▶ [Raw records]

···

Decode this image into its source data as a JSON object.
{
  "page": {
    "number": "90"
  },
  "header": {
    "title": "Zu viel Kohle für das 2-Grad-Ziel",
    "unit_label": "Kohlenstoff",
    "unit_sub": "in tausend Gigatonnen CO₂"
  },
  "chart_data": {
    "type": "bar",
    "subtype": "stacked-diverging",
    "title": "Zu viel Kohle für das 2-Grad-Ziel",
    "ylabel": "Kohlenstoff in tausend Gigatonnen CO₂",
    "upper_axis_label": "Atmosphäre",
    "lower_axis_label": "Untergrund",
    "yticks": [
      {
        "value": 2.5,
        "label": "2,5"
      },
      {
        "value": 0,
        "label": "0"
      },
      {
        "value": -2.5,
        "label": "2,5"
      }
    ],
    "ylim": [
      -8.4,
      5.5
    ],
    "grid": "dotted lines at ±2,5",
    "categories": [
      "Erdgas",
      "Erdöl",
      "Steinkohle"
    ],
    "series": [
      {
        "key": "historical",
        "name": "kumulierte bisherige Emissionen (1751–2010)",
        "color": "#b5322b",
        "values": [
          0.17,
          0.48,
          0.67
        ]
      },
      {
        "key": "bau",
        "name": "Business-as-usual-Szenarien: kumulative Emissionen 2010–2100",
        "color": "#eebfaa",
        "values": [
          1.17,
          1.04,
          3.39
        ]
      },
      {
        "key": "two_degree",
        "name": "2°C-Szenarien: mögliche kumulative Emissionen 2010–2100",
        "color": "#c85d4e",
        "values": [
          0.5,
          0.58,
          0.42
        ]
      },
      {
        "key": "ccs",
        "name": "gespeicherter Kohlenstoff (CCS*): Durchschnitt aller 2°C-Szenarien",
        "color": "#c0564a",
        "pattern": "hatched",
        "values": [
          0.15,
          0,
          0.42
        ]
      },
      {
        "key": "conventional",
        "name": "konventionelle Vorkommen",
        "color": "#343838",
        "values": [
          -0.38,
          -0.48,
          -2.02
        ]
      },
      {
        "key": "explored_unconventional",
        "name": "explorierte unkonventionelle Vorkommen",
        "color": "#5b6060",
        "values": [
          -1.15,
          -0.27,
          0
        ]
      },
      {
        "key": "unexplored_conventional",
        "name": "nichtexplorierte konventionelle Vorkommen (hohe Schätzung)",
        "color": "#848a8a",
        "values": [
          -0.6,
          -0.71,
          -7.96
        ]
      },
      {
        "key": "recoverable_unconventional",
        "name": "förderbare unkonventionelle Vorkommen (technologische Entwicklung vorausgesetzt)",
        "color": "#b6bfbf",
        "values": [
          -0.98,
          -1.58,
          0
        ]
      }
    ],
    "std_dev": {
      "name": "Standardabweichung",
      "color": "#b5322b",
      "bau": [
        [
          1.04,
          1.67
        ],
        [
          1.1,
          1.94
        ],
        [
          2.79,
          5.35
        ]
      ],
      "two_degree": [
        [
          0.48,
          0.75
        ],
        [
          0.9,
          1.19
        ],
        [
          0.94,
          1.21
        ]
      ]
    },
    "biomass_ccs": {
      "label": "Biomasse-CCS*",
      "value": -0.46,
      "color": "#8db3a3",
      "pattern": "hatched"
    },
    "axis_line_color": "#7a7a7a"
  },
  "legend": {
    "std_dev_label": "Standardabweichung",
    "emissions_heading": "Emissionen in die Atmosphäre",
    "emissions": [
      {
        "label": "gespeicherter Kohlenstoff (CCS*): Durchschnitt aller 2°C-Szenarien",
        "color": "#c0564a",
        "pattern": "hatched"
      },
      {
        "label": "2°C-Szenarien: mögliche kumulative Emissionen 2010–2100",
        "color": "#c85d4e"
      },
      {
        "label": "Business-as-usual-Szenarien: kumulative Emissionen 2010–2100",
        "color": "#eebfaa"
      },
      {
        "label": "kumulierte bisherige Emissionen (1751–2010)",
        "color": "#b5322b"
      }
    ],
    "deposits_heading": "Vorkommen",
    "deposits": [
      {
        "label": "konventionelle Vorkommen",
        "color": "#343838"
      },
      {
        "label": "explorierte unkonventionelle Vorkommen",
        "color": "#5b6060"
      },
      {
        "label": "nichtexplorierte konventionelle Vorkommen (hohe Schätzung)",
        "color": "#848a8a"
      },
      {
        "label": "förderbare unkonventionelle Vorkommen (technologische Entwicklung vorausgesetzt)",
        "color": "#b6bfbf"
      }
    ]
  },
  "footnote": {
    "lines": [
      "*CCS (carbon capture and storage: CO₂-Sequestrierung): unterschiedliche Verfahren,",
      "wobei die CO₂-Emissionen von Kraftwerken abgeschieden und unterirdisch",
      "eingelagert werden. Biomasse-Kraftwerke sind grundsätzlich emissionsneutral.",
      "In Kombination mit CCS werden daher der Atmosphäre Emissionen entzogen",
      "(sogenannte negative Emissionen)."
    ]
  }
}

···

▶ [Exercise goal] The listing above must be transcribed exactly, line by line.

▶ [Solution for this task]
Decode this image into its source data as a JSON object.
{
  "page": {
    "number": "90"
  },
  "header": {
    "title": "Zu viel Kohle für das 2-Grad-Ziel",
    "unit_label": "Kohlenstoff",
    "unit_sub": "in tausend Gigatonnen CO₂"
  },
  "chart_data": {
    "type": "bar",
    "subtype": "stacked-diverging",
    "title": "Zu viel Kohle für das 2-Grad-Ziel",
    "ylabel": "Kohlenstoff in tausend Gigatonnen CO₂",
    "upper_axis_label": "Atmosphäre",
    "lower_axis_label": "Untergrund",
    "yticks": [
      {
        "value": 2.5,
        "label": "2,5"
      },
      {
        "value": 0,
        "label": "0"
      },
      {
        "value": -2.5,
        "label": "2,5"
      }
    ],
    "ylim": [
      -8.4,
      5.5
    ],
    "grid": "dotted lines at ±2,5",
    "categories": [
      "Erdgas",
      "Erdöl",
      "Steinkohle"
    ],
    "series": [
      {
        "key": "historical",
        "name": "kumulierte bisherige Emissionen (1751–2010)",
        "color": "#b5322b",
        "values": [
          0.17,
          0.48,
          0.67
        ]
      },
      {
        "key": "bau",
        "name": "Business-as-usual-Szenarien: kumulative Emissionen 2010–2100",
        "color": "#eebfaa",
        "values": [
          1.17,
          1.04,
          3.39
        ]
      },
      {
        "key": "two_degree",
        "name": "2°C-Szenarien: mögliche kumulative Emissionen 2010–2100",
        "color": "#c85d4e",
        "values": [
          0.5,
          0.58,
          0.42
        ]
      },
      {
        "key": "ccs",
        "name": "gespeicherter Kohlenstoff (CCS*): Durchschnitt aller 2°C-Szenarien",
        "color": "#c0564a",
        "pattern": "hatched",
        "values": [
          0.15,
          0,
          0.42
        ]
      },
      {
        "key": "conventional",
        "name": "konventionelle Vorkommen",
        "color": "#343838",
        "values": [
          -0.38,
          -0.48,
          -2.02
        ]
      },
      {
        "key": "explored_unconventional",
        "name": "explorierte unkonventionelle Vorkommen",
        "color": "#5b6060",
        "values": [
          -1.15,
          -0.27,
          0
        ]
      },
      {
        "key": "unexplored_conventional",
        "name": "nichtexplorierte konventionelle Vorkommen (hohe Schätzung)",
        "color": "#848a8a",
        "values": [
          -0.6,
          -0.71,
          -7.96
        ]
      },
      {
        "key": "recoverable_unconventional",
        "name": "förderbare unkonventionelle Vorkommen (technologische Entwicklung vorausgesetzt)",
        "color": "#b6bfbf",
        "values": [
          -0.98,
          -1.58,
          0
        ]
      }
    ],
    "std_dev": {
      "name": "Standardabweichung",
      "color": "#b5322b",
      "bau": [
        [
          1.04,
          1.67
        ],
        [
          1.1,
          1.94
        ],
        [
          2.79,
          5.35
        ]
      ],
      "two_degree": [
        [
          0.48,
          0.75
        ],
        [
          0.9,
          1.19
        ],
        [
          0.94,
          1.21
        ]
      ]
    },
    "biomass_ccs": {
      "label": "Biomasse-CCS*",
      "value": -0.46,
      "color": "#8db3a3",
      "pattern": "hatched"
    },
    "axis_line_color": "#7a7a7a"
  },
  "legend": {
    "std_dev_label": "Standardabweichung",
    "emissions_heading": "Emissionen in die Atmosphäre",
    "emissions": [
      {
        "label": "gespeicherter Kohlenstoff (CCS*): Durchschnitt aller 2°C-Szenarien",
        "color": "#c0564a",
        "pattern": "hatched"
      },
      {
        "label": "2°C-Szenarien: mögliche kumulative Emissionen 2010–2100",
        "color": "#c85d4e"
      },
      {
        "label": "Business-as-usual-Szenarien: kumulative Emissionen 2010–2100",
        "color": "#eebfaa"
      },
      {
        "label": "kumulierte bisherige Emissionen (1751–2010)",
        "color": "#b5322b"
      }
    ],
    "deposits_heading": "Vorkommen",
    "deposits": [
      {
        "label": "konventionelle Vorkommen",
        "color": "#343838"
      },
      {
        "label": "explorierte unkonventionelle Vorkommen",
        "color": "#5b6060"
      },
      {
        "label": "nichtexplorierte konventionelle Vorkommen (hohe Schätzung)",
        "color": "#848a8a"
      },
      {
        "label": "förderbare unkonventionelle Vorkommen (technologische Entwicklung vorausgesetzt)",
        "color": "#b6bfbf"
      }
    ]
  },
  "footnote": {
    "lines": [
      "*CCS (carbon capture and storage: CO₂-Sequestrierung): unterschiedliche Verfahren,",
      "wobei die CO₂-Emissionen von Kraftwerken abgeschieden und unterirdisch",
      "eingelagert werden. Biomasse-Kraftwerke sind grundsätzlich emissionsneutral.",
      "In Kombination mit CCS werden daher der Atmosphäre Emissionen entzogen",
      "(sogenannte negative Emissionen)."
    ]
  }
}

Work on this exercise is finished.